* [What the task asks]
Gather each line containing the string "apropierea" from these entries.

* [Stored dataset items]
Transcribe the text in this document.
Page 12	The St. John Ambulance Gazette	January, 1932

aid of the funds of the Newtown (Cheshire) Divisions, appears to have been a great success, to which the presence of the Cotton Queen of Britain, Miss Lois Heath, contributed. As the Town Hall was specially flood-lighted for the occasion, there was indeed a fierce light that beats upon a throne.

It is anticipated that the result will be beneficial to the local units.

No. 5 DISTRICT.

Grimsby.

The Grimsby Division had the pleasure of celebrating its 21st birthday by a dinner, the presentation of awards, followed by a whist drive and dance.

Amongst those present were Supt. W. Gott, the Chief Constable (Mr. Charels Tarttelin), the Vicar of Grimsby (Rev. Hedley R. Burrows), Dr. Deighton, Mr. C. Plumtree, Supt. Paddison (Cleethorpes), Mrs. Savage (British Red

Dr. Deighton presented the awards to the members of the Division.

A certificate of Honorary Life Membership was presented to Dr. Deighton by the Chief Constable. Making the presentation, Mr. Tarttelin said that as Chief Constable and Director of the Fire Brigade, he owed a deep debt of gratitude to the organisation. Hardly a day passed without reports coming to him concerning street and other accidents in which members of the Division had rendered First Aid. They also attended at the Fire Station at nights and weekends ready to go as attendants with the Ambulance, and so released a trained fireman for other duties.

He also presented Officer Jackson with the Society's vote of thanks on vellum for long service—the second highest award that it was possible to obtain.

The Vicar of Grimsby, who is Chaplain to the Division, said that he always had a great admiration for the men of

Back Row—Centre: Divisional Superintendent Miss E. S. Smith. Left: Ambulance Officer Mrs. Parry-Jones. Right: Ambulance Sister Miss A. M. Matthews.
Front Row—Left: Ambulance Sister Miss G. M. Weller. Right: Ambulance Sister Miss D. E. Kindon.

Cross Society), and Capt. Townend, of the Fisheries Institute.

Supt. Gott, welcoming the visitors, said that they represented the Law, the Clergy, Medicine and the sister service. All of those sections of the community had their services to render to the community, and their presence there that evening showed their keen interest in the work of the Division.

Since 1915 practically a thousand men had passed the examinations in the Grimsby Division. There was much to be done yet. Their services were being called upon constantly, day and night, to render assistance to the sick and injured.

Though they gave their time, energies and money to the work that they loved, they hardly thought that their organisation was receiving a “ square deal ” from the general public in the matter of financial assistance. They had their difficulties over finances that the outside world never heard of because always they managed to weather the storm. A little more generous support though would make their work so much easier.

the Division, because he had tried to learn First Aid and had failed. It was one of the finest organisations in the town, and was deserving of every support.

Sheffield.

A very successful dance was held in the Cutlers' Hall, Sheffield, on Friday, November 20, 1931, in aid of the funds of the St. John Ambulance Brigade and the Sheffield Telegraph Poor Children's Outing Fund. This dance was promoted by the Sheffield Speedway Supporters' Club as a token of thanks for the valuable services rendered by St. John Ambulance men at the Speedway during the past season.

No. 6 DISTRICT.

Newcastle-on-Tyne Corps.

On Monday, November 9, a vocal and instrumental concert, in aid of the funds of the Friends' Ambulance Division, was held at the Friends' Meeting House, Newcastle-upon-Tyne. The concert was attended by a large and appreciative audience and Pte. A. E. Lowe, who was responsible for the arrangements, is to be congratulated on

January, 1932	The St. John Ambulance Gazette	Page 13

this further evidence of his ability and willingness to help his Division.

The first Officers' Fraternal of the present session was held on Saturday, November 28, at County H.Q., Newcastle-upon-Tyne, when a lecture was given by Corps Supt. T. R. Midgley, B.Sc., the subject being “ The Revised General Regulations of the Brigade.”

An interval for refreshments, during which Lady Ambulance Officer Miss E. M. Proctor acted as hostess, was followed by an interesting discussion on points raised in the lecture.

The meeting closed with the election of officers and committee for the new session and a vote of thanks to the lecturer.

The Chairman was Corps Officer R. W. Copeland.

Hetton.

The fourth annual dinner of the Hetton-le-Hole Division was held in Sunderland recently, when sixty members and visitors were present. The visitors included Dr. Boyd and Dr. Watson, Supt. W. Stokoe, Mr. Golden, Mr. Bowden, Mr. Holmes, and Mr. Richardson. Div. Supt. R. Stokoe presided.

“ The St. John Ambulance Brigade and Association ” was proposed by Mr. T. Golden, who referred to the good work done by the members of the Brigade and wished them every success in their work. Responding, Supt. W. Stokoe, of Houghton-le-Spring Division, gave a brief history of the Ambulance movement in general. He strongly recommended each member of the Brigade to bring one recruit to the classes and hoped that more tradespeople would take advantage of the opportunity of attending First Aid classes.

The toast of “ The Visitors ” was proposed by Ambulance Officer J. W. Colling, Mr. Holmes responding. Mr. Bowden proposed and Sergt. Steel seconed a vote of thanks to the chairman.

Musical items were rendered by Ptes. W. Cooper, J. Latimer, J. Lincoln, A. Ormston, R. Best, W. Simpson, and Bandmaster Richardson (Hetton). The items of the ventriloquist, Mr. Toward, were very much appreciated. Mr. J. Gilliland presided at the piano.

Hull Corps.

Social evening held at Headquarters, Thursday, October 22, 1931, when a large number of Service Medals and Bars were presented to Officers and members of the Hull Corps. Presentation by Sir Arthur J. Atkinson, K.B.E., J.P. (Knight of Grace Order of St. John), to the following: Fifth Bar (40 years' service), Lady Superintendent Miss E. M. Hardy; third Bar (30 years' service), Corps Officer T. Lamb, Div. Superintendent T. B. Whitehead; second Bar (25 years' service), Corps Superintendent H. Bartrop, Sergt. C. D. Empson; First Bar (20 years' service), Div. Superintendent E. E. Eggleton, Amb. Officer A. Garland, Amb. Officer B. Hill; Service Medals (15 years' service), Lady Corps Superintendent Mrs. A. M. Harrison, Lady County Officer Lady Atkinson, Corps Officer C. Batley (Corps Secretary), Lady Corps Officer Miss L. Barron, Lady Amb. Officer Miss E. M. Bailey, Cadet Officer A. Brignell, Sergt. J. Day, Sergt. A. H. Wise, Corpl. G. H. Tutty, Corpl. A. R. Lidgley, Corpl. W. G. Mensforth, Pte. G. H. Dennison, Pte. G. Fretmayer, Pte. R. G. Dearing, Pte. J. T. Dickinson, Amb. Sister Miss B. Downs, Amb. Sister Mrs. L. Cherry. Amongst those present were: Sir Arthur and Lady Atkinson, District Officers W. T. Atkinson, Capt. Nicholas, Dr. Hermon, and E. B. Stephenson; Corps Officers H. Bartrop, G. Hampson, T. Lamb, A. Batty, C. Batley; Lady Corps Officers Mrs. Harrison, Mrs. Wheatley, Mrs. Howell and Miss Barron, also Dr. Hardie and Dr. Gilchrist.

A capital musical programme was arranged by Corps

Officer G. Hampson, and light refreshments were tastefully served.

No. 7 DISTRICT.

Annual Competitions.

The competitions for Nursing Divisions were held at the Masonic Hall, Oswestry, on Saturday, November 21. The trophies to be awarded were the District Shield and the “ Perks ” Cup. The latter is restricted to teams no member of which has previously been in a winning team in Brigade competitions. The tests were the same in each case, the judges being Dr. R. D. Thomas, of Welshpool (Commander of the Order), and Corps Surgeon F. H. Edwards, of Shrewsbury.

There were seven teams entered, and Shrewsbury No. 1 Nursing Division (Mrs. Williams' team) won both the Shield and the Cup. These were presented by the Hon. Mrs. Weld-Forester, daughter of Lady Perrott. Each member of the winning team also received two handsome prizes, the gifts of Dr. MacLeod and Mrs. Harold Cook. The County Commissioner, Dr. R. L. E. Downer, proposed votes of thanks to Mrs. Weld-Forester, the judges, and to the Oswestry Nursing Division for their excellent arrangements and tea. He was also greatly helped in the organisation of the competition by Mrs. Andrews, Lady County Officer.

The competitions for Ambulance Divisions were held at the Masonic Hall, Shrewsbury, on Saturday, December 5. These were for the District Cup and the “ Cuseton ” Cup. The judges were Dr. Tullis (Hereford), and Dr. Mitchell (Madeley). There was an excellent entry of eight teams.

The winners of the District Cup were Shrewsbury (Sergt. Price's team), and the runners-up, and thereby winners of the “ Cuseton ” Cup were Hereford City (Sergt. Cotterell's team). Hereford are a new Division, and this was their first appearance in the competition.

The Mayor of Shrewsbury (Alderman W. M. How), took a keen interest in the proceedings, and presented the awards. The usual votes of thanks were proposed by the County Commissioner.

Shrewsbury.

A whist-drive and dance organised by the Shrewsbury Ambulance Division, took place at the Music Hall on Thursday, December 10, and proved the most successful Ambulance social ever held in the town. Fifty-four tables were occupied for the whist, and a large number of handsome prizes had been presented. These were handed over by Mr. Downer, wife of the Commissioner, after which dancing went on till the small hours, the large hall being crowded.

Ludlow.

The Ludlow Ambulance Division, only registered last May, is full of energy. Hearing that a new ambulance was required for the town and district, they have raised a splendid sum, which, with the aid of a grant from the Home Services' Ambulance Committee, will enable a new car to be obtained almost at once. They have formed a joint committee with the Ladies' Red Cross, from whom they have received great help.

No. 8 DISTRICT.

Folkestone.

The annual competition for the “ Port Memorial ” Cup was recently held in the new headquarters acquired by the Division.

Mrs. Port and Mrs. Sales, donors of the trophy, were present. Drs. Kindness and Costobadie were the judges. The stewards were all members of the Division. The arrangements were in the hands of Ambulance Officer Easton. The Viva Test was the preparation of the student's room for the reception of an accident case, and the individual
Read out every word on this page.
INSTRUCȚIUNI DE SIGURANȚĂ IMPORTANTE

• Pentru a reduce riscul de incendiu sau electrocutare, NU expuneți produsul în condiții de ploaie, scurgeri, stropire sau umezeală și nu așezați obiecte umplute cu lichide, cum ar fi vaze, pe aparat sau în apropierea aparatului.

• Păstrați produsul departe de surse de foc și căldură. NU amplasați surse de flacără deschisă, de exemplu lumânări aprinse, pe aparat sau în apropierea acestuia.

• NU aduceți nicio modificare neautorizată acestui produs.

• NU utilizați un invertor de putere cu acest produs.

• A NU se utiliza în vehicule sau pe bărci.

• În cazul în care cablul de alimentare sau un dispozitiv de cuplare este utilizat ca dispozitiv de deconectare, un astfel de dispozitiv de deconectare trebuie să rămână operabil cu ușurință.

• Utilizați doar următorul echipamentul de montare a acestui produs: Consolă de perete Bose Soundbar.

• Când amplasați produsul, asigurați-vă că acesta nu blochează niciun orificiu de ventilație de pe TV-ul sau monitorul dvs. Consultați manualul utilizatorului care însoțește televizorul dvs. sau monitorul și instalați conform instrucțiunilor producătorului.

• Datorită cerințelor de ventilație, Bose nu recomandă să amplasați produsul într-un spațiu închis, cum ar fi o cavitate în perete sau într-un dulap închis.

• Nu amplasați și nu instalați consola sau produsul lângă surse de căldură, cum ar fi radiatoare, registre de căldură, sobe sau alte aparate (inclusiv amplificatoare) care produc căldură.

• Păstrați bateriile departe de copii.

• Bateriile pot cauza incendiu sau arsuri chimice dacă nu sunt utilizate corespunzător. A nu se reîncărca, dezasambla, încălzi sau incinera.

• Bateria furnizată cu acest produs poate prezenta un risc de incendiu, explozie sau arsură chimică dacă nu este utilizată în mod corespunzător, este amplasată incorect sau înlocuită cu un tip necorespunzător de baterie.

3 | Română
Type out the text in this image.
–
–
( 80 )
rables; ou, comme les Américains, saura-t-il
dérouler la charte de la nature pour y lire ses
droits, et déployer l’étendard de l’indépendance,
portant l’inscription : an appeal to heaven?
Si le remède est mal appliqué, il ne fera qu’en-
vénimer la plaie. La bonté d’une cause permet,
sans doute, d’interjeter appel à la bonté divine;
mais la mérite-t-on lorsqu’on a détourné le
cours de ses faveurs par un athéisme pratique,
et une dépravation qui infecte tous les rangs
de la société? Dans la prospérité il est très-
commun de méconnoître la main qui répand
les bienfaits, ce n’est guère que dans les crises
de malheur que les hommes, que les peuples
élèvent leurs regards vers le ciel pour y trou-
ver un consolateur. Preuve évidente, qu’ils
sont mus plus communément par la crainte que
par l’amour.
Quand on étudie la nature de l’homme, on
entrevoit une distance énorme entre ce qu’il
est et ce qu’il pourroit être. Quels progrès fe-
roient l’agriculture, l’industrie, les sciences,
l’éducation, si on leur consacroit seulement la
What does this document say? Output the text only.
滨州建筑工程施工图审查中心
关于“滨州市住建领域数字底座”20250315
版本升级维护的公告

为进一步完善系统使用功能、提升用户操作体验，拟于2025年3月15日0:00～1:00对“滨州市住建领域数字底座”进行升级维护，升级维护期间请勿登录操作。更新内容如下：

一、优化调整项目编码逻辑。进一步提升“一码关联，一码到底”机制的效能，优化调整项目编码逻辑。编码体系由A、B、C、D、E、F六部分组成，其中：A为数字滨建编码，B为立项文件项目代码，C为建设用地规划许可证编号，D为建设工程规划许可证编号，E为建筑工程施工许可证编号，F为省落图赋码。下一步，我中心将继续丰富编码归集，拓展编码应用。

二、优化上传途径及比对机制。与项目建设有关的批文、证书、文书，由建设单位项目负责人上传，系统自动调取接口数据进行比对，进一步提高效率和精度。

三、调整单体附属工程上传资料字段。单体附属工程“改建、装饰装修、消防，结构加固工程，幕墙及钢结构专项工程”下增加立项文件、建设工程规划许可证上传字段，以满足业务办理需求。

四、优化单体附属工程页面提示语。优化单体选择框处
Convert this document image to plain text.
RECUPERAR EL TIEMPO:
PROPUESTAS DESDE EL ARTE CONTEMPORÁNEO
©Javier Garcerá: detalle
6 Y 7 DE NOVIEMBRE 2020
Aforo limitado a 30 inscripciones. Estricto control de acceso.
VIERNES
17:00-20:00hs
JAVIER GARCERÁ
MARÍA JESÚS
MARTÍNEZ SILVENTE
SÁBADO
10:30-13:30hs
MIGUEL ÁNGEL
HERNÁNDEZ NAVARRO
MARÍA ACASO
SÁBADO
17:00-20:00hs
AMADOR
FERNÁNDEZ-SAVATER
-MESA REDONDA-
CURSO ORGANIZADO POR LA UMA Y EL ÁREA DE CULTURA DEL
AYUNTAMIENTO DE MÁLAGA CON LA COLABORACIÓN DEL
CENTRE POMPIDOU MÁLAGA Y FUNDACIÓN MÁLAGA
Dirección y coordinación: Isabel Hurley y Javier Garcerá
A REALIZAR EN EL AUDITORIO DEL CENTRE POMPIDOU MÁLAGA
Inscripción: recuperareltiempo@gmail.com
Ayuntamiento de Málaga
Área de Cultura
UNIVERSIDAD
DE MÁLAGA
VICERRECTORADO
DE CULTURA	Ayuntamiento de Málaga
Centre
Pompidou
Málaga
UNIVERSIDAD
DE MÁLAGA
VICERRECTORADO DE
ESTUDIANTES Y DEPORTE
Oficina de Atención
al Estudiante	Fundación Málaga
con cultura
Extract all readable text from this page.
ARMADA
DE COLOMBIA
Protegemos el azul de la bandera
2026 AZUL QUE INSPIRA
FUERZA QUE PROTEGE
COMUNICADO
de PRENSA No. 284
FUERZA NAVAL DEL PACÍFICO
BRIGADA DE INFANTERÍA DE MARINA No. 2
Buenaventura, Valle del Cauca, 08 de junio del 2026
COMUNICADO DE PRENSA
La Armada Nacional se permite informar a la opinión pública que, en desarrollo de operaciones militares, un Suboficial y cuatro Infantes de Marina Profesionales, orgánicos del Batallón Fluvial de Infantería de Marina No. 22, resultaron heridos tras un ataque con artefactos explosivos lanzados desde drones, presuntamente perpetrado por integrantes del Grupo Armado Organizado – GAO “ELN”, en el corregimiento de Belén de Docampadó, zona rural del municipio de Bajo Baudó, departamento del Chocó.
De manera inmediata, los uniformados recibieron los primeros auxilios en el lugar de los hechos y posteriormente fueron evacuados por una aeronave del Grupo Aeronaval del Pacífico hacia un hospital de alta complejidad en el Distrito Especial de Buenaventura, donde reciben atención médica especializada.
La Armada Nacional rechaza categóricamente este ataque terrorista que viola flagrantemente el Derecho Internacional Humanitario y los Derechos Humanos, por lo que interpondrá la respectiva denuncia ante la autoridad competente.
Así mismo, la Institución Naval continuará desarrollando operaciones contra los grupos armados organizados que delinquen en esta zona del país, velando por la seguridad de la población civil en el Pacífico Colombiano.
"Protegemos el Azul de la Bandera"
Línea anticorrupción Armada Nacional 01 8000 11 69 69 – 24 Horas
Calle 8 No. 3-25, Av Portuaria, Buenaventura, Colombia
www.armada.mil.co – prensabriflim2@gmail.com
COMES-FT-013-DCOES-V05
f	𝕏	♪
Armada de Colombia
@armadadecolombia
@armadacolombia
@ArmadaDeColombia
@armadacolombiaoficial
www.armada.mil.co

* [Answer to the exercise]
• Pentru a reduce riscul de incendiu sau electrocutare, NU expuneți produsul în condiții de ploaie, scurgeri, stropire sau umezeală și nu așezați obiecte umplute cu lichide, cum ar fi vaze, pe aparat sau în apropierea aparatului.
• Păstrați produsul departe de surse de foc și căldură. NU amplasați surse de flacără deschisă, de exemplu lumânări aprinse, pe aparat sau în apropierea acestuia.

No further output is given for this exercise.